> Aim of the task:
Tally the lines in the records underneath that contain the string "BTCUSD", and state the figure by itself.

---+---

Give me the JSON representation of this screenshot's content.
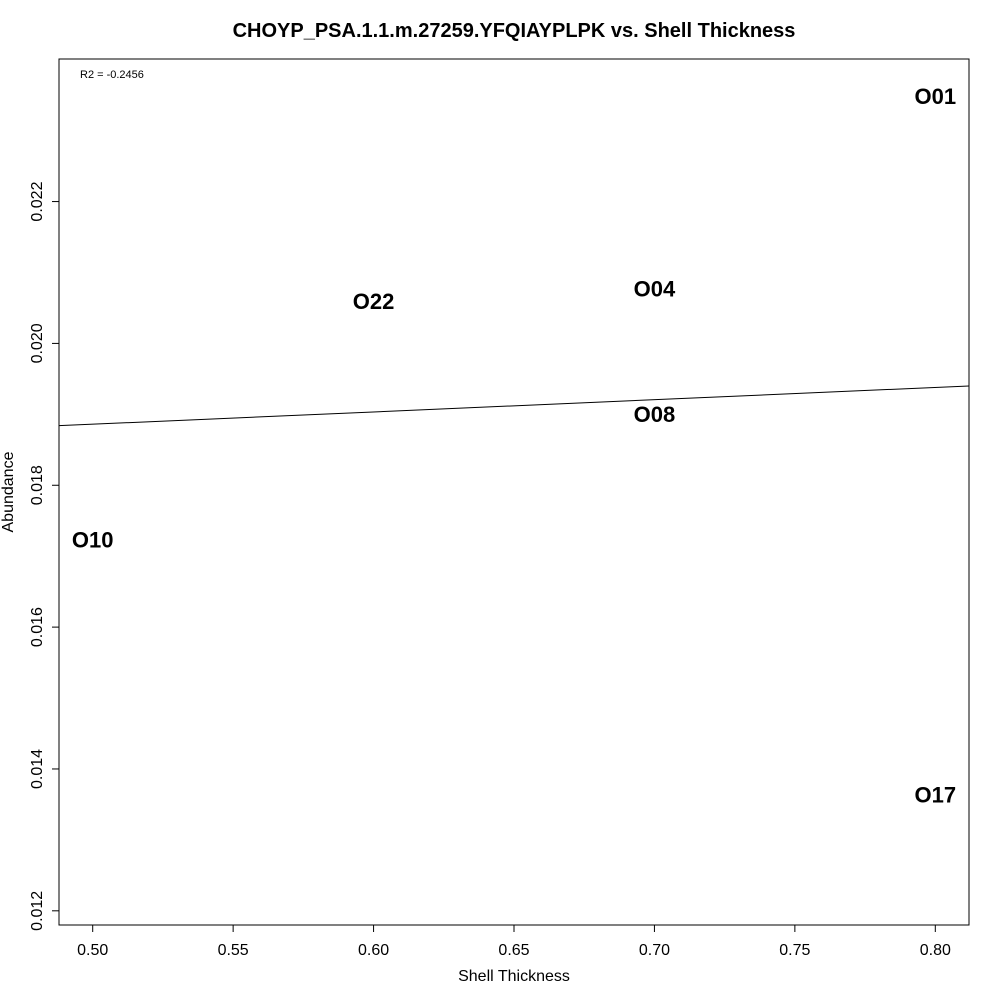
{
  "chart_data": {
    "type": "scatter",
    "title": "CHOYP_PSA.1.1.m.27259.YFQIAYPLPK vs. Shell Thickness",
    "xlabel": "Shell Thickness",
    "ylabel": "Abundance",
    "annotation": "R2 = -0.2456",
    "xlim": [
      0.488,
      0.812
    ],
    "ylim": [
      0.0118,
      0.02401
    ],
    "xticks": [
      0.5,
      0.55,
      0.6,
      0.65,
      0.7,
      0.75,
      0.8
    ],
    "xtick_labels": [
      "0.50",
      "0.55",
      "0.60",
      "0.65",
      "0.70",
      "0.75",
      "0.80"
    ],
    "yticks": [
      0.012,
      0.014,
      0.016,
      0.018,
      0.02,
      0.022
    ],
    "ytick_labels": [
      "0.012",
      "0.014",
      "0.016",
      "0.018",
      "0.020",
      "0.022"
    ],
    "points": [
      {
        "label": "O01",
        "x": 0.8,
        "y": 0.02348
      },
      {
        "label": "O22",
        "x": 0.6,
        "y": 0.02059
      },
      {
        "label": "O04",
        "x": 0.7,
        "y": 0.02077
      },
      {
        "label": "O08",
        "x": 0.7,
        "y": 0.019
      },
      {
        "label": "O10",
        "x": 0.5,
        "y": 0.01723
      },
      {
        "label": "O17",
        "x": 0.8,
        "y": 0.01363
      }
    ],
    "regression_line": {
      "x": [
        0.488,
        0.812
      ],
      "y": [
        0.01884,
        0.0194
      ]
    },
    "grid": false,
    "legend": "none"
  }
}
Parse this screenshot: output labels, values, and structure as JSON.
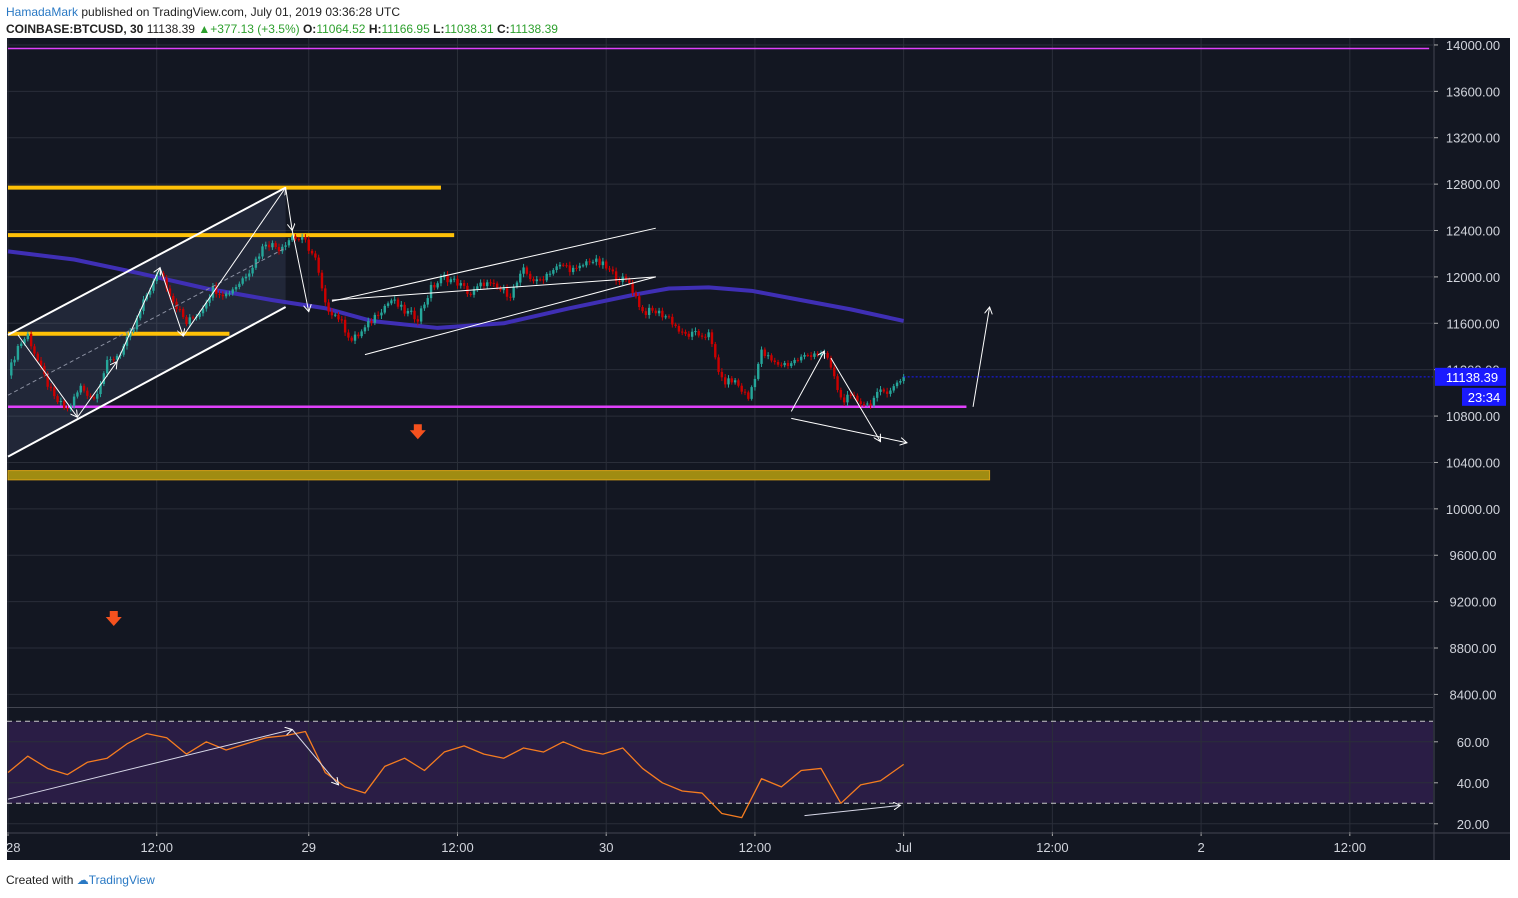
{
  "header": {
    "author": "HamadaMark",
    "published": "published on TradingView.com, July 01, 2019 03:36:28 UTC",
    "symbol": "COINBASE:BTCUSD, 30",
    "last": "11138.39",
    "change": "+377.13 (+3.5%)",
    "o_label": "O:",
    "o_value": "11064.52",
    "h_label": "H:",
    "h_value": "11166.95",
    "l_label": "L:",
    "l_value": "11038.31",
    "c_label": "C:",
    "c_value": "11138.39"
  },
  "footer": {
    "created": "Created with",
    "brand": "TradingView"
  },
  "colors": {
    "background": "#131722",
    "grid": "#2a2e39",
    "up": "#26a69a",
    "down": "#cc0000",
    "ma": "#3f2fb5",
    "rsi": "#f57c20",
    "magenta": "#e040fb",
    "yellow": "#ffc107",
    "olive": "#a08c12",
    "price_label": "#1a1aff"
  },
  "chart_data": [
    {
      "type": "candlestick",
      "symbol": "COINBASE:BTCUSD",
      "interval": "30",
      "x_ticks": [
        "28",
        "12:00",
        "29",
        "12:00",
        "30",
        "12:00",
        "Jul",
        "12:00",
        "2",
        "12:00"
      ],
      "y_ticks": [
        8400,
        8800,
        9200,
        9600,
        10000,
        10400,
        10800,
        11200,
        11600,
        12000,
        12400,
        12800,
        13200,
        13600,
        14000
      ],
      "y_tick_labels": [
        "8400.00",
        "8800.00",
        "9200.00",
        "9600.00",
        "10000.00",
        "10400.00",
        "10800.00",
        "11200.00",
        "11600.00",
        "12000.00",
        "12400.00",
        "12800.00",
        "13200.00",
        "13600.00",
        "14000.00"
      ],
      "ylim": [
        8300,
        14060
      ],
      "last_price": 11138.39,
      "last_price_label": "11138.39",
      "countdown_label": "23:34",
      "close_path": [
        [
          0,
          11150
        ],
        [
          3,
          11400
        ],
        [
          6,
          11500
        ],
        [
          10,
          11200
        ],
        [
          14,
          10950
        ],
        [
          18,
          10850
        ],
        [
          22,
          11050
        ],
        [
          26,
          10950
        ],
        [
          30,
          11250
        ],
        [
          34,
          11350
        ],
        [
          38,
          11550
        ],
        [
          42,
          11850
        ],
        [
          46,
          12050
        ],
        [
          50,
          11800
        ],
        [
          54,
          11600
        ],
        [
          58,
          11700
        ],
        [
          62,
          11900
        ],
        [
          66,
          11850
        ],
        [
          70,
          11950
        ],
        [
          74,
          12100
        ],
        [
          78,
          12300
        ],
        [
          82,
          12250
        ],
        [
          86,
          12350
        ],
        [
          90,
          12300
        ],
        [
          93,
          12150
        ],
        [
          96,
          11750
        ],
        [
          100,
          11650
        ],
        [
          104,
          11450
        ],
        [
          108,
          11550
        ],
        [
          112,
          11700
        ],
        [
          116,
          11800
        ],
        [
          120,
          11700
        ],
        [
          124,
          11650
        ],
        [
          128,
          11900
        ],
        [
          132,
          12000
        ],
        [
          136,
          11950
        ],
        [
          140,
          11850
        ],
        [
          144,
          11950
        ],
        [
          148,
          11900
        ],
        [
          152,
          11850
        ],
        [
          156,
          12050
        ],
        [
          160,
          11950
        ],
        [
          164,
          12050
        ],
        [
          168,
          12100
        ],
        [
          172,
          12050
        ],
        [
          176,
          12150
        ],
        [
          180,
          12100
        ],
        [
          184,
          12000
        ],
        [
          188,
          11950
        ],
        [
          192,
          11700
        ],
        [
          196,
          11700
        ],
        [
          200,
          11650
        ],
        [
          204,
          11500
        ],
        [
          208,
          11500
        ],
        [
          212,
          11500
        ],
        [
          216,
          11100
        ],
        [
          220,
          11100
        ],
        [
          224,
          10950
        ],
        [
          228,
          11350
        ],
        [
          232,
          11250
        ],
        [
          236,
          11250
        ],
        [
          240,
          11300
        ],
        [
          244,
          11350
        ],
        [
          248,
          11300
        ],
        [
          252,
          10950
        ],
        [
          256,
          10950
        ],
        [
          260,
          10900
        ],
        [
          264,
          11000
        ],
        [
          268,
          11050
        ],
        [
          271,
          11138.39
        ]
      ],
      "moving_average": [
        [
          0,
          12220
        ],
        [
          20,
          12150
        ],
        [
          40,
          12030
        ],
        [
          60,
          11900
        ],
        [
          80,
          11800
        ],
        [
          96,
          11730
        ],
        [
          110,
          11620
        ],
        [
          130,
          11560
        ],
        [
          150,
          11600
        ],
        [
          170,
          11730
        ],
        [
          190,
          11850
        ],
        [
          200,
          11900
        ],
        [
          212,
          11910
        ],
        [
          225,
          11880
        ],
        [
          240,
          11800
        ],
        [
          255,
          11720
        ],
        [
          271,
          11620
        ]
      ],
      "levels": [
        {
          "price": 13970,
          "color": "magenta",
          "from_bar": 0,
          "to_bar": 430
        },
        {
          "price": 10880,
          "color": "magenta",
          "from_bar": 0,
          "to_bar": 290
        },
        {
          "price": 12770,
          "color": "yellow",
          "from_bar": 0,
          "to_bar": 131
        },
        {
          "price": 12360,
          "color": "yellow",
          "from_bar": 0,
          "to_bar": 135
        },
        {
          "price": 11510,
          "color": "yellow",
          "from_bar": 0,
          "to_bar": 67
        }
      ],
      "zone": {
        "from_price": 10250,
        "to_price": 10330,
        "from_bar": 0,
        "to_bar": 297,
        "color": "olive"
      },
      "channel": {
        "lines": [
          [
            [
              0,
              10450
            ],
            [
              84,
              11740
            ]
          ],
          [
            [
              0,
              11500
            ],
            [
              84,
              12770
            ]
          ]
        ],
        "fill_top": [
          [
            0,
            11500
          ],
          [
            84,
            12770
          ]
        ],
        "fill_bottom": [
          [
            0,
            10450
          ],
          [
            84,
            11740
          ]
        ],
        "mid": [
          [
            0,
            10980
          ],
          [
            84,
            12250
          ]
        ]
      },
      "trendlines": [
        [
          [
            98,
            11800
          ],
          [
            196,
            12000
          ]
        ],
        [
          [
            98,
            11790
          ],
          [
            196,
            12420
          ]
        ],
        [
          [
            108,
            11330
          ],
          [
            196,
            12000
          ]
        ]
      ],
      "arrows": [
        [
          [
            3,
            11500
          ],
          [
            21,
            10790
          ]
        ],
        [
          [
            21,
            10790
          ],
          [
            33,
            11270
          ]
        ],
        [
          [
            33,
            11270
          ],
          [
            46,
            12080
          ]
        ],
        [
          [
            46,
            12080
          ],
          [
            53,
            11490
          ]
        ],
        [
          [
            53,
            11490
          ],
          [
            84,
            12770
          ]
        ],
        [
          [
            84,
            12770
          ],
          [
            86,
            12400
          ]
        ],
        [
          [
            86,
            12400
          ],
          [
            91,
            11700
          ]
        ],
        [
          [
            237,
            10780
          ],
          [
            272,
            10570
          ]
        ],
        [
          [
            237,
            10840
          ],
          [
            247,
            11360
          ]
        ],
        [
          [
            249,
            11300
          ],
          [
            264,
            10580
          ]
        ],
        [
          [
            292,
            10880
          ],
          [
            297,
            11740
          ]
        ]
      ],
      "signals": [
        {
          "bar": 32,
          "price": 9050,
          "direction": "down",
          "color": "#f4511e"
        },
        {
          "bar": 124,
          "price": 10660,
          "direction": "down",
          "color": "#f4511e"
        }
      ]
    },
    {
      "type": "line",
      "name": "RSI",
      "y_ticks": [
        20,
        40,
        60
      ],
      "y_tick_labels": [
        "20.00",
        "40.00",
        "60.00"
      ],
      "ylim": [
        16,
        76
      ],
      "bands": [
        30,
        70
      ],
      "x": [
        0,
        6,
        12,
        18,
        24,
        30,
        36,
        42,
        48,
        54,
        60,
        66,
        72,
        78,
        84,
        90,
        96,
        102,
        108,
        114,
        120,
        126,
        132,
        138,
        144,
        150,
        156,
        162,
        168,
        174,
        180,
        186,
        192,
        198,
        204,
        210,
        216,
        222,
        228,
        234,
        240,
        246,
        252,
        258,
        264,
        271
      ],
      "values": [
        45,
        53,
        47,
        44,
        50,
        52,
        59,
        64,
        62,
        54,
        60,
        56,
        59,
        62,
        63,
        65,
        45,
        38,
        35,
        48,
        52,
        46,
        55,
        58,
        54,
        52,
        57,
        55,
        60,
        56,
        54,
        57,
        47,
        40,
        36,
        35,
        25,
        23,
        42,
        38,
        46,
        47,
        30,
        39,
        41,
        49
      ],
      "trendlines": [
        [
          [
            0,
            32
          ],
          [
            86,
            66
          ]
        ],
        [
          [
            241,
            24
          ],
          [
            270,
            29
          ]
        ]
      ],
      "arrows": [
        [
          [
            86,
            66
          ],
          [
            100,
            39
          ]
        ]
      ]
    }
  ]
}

---+---

> Solution for this problem:
2